Select every line below containing the word "примерно".

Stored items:
******

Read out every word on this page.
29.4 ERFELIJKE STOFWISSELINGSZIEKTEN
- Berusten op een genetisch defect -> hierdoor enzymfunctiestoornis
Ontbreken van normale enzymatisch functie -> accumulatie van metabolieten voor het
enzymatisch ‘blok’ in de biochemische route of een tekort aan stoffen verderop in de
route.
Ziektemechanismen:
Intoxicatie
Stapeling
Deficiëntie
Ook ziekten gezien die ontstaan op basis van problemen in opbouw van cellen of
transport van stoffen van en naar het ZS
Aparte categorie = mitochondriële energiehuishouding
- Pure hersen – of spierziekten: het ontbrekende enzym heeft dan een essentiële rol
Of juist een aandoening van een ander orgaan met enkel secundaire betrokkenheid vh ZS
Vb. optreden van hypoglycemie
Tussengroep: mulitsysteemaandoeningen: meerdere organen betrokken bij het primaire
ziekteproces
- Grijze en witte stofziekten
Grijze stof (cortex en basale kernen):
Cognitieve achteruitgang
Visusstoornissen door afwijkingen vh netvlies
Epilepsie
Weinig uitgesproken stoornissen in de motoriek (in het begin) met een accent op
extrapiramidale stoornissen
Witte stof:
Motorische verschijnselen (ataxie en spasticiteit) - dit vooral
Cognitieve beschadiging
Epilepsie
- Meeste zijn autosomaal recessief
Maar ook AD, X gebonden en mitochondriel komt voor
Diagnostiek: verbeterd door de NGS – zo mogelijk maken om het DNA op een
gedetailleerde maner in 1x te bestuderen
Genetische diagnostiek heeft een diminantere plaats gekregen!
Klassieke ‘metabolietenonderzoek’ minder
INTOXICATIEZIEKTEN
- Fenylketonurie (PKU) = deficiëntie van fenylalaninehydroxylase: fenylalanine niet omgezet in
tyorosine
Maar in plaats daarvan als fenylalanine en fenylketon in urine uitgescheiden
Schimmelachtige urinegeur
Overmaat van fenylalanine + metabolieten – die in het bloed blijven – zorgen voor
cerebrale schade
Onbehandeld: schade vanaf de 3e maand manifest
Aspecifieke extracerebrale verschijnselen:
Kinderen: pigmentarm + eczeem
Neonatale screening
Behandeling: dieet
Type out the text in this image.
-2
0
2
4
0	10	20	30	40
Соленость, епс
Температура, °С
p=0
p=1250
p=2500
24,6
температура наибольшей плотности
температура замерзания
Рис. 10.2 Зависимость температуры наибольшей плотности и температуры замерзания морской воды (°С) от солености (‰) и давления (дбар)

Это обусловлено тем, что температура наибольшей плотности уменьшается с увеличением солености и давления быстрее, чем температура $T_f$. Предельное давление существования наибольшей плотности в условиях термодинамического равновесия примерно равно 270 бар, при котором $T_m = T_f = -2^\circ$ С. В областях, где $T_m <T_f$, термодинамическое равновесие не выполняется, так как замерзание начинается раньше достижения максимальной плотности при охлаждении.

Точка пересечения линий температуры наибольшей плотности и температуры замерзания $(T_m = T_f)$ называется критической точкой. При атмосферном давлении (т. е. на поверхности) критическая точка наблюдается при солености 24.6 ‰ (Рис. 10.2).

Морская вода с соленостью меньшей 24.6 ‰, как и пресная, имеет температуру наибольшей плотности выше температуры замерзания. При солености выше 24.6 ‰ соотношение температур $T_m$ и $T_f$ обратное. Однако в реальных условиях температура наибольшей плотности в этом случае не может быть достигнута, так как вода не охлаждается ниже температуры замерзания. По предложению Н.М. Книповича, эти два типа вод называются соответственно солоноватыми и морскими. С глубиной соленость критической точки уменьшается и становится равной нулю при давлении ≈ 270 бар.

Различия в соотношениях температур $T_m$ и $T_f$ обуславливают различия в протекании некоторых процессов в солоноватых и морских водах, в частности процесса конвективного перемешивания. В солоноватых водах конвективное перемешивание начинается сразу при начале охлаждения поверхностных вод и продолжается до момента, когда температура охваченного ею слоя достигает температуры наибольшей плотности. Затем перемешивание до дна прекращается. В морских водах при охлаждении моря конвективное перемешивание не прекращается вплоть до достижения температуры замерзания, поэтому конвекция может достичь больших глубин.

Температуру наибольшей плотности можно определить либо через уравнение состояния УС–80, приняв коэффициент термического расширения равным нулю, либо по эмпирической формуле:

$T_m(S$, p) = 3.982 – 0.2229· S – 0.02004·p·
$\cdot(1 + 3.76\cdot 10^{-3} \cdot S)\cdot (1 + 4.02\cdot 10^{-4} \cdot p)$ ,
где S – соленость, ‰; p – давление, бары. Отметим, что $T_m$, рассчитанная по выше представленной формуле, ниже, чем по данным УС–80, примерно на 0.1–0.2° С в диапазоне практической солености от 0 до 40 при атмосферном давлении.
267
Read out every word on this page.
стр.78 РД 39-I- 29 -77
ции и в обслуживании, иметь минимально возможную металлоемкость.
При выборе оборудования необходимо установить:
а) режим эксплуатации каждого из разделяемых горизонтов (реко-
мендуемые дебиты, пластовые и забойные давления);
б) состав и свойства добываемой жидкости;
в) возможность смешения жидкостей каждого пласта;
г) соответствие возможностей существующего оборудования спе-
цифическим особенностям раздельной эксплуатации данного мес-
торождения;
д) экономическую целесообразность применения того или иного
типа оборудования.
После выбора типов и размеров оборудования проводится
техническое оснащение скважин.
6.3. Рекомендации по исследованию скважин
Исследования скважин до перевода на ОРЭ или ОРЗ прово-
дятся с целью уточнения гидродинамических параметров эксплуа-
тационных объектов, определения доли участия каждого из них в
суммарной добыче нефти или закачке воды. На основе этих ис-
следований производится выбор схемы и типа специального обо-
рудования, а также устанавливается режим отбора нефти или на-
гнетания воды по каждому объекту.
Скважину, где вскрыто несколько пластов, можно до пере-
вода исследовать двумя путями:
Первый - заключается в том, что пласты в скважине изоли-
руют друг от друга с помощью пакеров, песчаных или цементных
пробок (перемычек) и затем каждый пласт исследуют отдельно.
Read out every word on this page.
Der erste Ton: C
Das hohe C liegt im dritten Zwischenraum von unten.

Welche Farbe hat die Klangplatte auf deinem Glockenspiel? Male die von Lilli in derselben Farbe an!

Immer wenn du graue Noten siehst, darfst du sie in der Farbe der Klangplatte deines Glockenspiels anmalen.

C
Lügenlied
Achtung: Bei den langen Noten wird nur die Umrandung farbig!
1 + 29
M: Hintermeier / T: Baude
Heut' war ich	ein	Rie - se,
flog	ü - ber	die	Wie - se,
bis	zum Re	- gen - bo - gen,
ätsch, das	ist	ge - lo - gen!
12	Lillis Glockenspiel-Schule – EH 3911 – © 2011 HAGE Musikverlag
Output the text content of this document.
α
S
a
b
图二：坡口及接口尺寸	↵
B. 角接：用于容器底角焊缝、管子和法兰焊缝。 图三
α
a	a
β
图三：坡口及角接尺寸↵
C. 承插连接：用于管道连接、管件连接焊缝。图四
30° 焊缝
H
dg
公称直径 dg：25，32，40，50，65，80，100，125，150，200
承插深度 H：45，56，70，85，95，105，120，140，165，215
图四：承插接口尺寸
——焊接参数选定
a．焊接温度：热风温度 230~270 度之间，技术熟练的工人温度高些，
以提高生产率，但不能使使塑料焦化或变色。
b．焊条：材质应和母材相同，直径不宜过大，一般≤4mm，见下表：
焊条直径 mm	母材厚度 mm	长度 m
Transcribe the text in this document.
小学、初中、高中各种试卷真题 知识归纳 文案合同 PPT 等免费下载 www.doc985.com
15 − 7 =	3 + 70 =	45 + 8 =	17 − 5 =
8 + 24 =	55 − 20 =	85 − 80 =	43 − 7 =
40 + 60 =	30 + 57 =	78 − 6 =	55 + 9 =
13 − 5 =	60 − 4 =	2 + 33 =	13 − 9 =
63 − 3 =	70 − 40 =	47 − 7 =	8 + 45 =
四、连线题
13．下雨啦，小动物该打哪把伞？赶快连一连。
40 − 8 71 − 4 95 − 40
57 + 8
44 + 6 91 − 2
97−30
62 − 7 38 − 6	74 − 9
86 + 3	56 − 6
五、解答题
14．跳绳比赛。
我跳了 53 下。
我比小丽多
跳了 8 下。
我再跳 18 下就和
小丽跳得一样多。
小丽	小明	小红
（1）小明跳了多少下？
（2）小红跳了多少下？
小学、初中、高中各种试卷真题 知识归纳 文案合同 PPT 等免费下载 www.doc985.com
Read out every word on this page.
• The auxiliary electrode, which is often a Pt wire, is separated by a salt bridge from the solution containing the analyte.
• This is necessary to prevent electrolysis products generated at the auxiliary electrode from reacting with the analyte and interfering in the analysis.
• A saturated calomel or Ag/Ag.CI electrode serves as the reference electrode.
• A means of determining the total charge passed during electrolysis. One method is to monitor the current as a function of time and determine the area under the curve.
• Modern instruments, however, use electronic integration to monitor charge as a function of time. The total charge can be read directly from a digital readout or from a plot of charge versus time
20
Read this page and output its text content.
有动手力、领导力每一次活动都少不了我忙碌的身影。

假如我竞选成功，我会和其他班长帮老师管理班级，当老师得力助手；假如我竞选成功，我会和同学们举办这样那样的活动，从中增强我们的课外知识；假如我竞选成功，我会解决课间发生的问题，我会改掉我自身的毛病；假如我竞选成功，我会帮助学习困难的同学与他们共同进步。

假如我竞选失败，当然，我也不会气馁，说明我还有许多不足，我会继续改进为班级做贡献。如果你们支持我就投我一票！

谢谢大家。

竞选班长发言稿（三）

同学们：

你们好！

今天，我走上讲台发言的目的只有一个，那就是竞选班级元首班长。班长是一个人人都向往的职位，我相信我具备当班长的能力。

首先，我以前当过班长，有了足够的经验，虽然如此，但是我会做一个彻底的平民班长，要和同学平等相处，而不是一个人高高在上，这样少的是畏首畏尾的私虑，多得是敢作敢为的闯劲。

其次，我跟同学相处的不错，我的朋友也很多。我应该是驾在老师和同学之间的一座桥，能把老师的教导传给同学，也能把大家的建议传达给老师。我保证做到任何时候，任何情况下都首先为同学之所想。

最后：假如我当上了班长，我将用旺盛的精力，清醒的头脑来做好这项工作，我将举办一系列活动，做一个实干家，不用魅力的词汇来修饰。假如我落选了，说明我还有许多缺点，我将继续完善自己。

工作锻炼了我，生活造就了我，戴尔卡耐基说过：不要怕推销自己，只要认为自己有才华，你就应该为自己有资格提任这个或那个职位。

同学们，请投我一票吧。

******

* TASK SOLUTION *
Это обусловлено тем, что температура наибольшей плотности уменьшается с увеличением солености и давления быстрее, чем температура $T_f$. Предельное давление существования наибольшей плотности в условиях термодинамического равновесия примерно равно 270 бар, при котором $T_m = T_f = -2^\circ$ С. В областях, где $T_m <T_f$, термодинамическое равновесие не выполняется, так как замерзание начинается раньше достижения максимальной плотности при охлаждении.
где S – соленость, ‰; p – давление, бары. Отметим, что $T_m$, рассчитанная по выше представленной формуле, ниже, чем по данным УС–80, примерно на 0.1–0.2° С в диапазоне практической солености от 0 до 40 при атмосферном давлении.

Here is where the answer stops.